The request: Could you write out every entry exactly as it stands?

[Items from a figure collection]
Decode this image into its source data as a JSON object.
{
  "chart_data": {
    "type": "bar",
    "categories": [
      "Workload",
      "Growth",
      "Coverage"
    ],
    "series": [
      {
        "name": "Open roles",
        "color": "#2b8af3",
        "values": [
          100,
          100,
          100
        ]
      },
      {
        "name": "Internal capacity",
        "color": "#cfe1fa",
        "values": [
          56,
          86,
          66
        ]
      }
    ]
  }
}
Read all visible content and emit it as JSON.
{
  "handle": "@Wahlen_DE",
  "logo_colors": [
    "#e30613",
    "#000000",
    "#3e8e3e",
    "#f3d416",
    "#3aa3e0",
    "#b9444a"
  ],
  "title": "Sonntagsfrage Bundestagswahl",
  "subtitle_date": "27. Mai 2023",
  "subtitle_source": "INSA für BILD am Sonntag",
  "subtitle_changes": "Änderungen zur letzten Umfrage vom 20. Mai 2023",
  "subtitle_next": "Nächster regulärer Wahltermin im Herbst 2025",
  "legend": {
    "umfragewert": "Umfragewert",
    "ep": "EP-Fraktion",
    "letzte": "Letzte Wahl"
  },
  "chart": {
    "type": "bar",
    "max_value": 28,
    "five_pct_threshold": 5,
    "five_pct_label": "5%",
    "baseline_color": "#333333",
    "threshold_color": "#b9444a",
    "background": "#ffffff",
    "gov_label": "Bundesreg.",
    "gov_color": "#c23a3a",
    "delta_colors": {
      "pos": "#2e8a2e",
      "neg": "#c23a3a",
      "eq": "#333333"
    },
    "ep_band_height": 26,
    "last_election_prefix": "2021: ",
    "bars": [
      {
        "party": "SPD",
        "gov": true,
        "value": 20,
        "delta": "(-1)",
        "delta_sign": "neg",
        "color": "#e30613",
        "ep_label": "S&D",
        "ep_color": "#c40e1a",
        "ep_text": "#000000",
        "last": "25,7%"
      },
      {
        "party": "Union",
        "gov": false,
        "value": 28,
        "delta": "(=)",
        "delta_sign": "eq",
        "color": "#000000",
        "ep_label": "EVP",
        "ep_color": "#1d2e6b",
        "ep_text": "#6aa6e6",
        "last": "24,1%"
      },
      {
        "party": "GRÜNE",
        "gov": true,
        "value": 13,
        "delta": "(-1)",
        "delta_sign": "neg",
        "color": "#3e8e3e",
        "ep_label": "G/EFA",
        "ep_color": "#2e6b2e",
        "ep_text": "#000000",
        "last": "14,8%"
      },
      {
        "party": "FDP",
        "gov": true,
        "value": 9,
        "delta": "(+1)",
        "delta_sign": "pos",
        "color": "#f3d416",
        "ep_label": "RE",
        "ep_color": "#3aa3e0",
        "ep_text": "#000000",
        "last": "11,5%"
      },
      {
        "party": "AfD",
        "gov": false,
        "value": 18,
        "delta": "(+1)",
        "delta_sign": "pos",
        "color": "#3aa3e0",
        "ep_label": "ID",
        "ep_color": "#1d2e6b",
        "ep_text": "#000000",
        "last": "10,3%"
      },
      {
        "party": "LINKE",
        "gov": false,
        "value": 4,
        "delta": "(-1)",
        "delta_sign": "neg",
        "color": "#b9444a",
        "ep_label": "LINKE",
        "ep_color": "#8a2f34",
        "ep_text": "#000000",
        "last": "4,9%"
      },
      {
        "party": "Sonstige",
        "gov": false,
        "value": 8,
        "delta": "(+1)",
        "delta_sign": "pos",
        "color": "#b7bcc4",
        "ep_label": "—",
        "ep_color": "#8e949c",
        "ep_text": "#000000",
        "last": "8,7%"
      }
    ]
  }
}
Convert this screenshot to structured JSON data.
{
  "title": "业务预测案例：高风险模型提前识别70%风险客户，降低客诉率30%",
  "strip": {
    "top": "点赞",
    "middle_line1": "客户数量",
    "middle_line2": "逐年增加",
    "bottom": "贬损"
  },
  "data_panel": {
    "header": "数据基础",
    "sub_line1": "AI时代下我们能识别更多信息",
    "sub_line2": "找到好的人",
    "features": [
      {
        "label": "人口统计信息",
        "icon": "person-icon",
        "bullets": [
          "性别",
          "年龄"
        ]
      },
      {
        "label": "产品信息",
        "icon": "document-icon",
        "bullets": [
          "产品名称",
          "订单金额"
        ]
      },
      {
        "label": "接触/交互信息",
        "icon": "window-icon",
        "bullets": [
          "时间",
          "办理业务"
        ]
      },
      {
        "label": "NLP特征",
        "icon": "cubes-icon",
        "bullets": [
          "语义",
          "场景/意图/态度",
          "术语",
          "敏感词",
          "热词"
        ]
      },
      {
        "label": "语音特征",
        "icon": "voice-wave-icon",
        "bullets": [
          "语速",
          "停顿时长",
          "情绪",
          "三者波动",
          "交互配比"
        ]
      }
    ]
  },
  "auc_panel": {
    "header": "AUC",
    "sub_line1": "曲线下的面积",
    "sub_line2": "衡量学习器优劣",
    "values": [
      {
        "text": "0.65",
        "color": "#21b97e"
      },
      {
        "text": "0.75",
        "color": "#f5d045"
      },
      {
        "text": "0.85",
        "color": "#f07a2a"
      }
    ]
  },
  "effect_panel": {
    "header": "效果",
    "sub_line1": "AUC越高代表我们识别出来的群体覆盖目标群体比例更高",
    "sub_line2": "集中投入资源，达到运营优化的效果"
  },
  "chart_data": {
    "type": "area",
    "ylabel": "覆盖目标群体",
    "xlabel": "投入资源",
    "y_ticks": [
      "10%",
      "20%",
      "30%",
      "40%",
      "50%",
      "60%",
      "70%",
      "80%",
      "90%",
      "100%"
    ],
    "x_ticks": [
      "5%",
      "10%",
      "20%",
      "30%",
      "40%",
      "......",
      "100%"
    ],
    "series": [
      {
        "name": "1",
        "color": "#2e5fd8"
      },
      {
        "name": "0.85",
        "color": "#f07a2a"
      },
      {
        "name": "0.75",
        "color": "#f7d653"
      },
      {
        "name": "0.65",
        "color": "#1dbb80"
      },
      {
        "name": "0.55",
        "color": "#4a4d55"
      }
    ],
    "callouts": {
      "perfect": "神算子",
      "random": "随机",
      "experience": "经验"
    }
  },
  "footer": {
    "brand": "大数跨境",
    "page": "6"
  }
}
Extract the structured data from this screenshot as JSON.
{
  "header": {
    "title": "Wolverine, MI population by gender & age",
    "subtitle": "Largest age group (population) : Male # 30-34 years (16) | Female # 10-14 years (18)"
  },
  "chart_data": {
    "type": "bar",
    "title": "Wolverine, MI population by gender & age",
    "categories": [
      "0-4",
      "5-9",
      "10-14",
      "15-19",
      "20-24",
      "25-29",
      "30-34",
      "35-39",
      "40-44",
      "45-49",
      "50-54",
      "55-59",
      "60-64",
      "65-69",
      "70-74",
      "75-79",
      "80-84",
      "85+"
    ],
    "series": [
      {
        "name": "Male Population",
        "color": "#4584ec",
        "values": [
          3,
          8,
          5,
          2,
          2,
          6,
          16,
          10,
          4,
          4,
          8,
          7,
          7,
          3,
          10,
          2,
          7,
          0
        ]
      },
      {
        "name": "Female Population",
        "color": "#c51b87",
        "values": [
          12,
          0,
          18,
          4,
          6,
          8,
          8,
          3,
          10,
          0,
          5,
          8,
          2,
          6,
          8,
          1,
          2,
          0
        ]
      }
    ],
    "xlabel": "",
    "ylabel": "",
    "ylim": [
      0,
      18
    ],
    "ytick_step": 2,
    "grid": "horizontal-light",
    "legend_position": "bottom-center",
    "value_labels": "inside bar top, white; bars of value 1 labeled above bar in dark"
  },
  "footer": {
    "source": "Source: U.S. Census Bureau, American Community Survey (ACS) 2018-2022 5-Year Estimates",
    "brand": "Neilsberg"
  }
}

Response below:
Decode this image into its source data as a JSON object.
{
  "chart_data": {
    "type": "bar",
    "categories": [
      "Workload",
      "Growth",
      "Coverage"
    ],
    "series": [
      {
        "name": "Open roles",
        "color": "#2b8af3",
        "values": [
          100,
          100,
          100
        ]
      },
      {
        "name": "Internal capacity",
        "color": "#cfe1fa",
        "values": [
          56,
          86,
          66
        ]
      }
    ]
  }
}
Read all visible content and emit it as JSON.
{
  "handle": "@Wahlen_DE",
  "logo_colors": [
    "#e30613",
    "#000000",
    "#3e8e3e",
    "#f3d416",
    "#3aa3e0",
    "#b9444a"
  ],
  "title": "Sonntagsfrage Bundestagswahl",
  "subtitle_date": "27. Mai 2023",
  "subtitle_source": "INSA für BILD am Sonntag",
  "subtitle_changes": "Änderungen zur letzten Umfrage vom 20. Mai 2023",
  "subtitle_next": "Nächster regulärer Wahltermin im Herbst 2025",
  "legend": {
    "umfragewert": "Umfragewert",
    "ep": "EP-Fraktion",
    "letzte": "Letzte Wahl"
  },
  "chart": {
    "type": "bar",
    "max_value": 28,
    "five_pct_threshold": 5,
    "five_pct_label": "5%",
    "baseline_color": "#333333",
    "threshold_color": "#b9444a",
    "background": "#ffffff",
    "gov_label": "Bundesreg.",
    "gov_color": "#c23a3a",
    "delta_colors": {
      "pos": "#2e8a2e",
      "neg": "#c23a3a",
      "eq": "#333333"
    },
    "ep_band_height": 26,
    "last_election_prefix": "2021: ",
    "bars": [
      {
        "party": "SPD",
        "gov": true,
        "value": 20,
        "delta": "(-1)",
        "delta_sign": "neg",
        "color": "#e30613",
        "ep_label": "S&D",
        "ep_color": "#c40e1a",
        "ep_text": "#000000",
        "last": "25,7%"
      },
      {
        "party": "Union",
        "gov": false,
        "value": 28,
        "delta": "(=)",
        "delta_sign": "eq",
        "color": "#000000",
        "ep_label": "EVP",
        "ep_color": "#1d2e6b",
        "ep_text": "#6aa6e6",
        "last": "24,1%"
      },
      {
        "party": "GRÜNE",
        "gov": true,
        "value": 13,
        "delta": "(-1)",
        "delta_sign": "neg",
        "color": "#3e8e3e",
        "ep_label": "G/EFA",
        "ep_color": "#2e6b2e",
        "ep_text": "#000000",
        "last": "14,8%"
      },
      {
        "party": "FDP",
        "gov": true,
        "value": 9,
        "delta": "(+1)",
        "delta_sign": "pos",
        "color": "#f3d416",
        "ep_label": "RE",
        "ep_color": "#3aa3e0",
        "ep_text": "#000000",
        "last": "11,5%"
      },
      {
        "party": "AfD",
        "gov": false,
        "value": 18,
        "delta": "(+1)",
        "delta_sign": "pos",
        "color": "#3aa3e0",
        "ep_label": "ID",
        "ep_color": "#1d2e6b",
        "ep_text": "#000000",
        "last": "10,3%"
      },
      {
        "party": "LINKE",
        "gov": false,
        "value": 4,
        "delta": "(-1)",
        "delta_sign": "neg",
        "color": "#b9444a",
        "ep_label": "LINKE",
        "ep_color": "#8a2f34",
        "ep_text": "#000000",
        "last": "4,9%"
      },
      {
        "party": "Sonstige",
        "gov": false,
        "value": 8,
        "delta": "(+1)",
        "delta_sign": "pos",
        "color": "#b7bcc4",
        "ep_label": "—",
        "ep_color": "#8e949c",
        "ep_text": "#000000",
        "last": "8,7%"
      }
    ]
  }
}
Convert this screenshot to structured JSON data.
{
  "title": "业务预测案例：高风险模型提前识别70%风险客户，降低客诉率30%",
  "strip": {
    "top": "点赞",
    "middle_line1": "客户数量",
    "middle_line2": "逐年增加",
    "bottom": "贬损"
  },
  "data_panel": {
    "header": "数据基础",
    "sub_line1": "AI时代下我们能识别更多信息",
    "sub_line2": "找到好的人",
    "features": [
      {
        "label": "人口统计信息",
        "icon": "person-icon",
        "bullets": [
          "性别",
          "年龄"
        ]
      },
      {
        "label": "产品信息",
        "icon": "document-icon",
        "bullets": [
          "产品名称",
          "订单金额"
        ]
      },
      {
        "label": "接触/交互信息",
        "icon": "window-icon",
        "bullets": [
          "时间",
          "办理业务"
        ]
      },
      {
        "label": "NLP特征",
        "icon": "cubes-icon",
        "bullets": [
          "语义",
          "场景/意图/态度",
          "术语",
          "敏感词",
          "热词"
        ]
      },
      {
        "label": "语音特征",
        "icon": "voice-wave-icon",
        "bullets": [
          "语速",
          "停顿时长",
          "情绪",
          "三者波动",
          "交互配比"
        ]
      }
    ]
  },
  "auc_panel": {
    "header": "AUC",
    "sub_line1": "曲线下的面积",
    "sub_line2": "衡量学习器优劣",
    "values": [
      {
        "text": "0.65",
        "color": "#21b97e"
      },
      {
        "text": "0.75",
        "color": "#f5d045"
      },
      {
        "text": "0.85",
        "color": "#f07a2a"
      }
    ]
  },
  "effect_panel": {
    "header": "效果",
    "sub_line1": "AUC越高代表我们识别出来的群体覆盖目标群体比例更高",
    "sub_line2": "集中投入资源，达到运营优化的效果"
  },
  "chart_data": {
    "type": "area",
    "ylabel": "覆盖目标群体",
    "xlabel": "投入资源",
    "y_ticks": [
      "10%",
      "20%",
      "30%",
      "40%",
      "50%",
      "60%",
      "70%",
      "80%",
      "90%",
      "100%"
    ],
    "x_ticks": [
      "5%",
      "10%",
      "20%",
      "30%",
      "40%",
      "......",
      "100%"
    ],
    "series": [
      {
        "name": "1",
        "color": "#2e5fd8"
      },
      {
        "name": "0.85",
        "color": "#f07a2a"
      },
      {
        "name": "0.75",
        "color": "#f7d653"
      },
      {
        "name": "0.65",
        "color": "#1dbb80"
      },
      {
        "name": "0.55",
        "color": "#4a4d55"
      }
    ],
    "callouts": {
      "perfect": "神算子",
      "random": "随机",
      "experience": "经验"
    }
  },
  "footer": {
    "brand": "大数跨境",
    "page": "6"
  }
}
Extract the structured data from this screenshot as JSON.
{
  "header": {
    "title": "Wolverine, MI population by gender & age",
    "subtitle": "Largest age group (population) : Male # 30-34 years (16) | Female # 10-14 years (18)"
  },
  "chart_data": {
    "type": "bar",
    "title": "Wolverine, MI population by gender & age",
    "categories": [
      "0-4",
      "5-9",
      "10-14",
      "15-19",
      "20-24",
      "25-29",
      "30-34",
      "35-39",
      "40-44",
      "45-49",
      "50-54",
      "55-59",
      "60-64",
      "65-69",
      "70-74",
      "75-79",
      "80-84",
      "85+"
    ],
    "series": [
      {
        "name": "Male Population",
        "color": "#4584ec",
        "values": [
          3,
          8,
          5,
          2,
          2,
          6,
          16,
          10,
          4,
          4,
          8,
          7,
          7,
          3,
          10,
          2,
          7,
          0
        ]
      },
      {
        "name": "Female Population",
        "color": "#c51b87",
        "values": [
          12,
          0,
          18,
          4,
          6,
          8,
          8,
          3,
          10,
          0,
          5,
          8,
          2,
          6,
          8,
          1,
          2,
          0
        ]
      }
    ],
    "xlabel": "",
    "ylabel": "",
    "ylim": [
      0,
      18
    ],
    "ytick_step": 2,
    "grid": "horizontal-light",
    "legend_position": "bottom-center",
    "value_labels": "inside bar top, white; bars of value 1 labeled above bar in dark"
  },
  "footer": {
    "source": "Source: U.S. Census Bureau, American Community Survey (ACS) 2018-2022 5-Year Estimates",
    "brand": "Neilsberg"
  }
}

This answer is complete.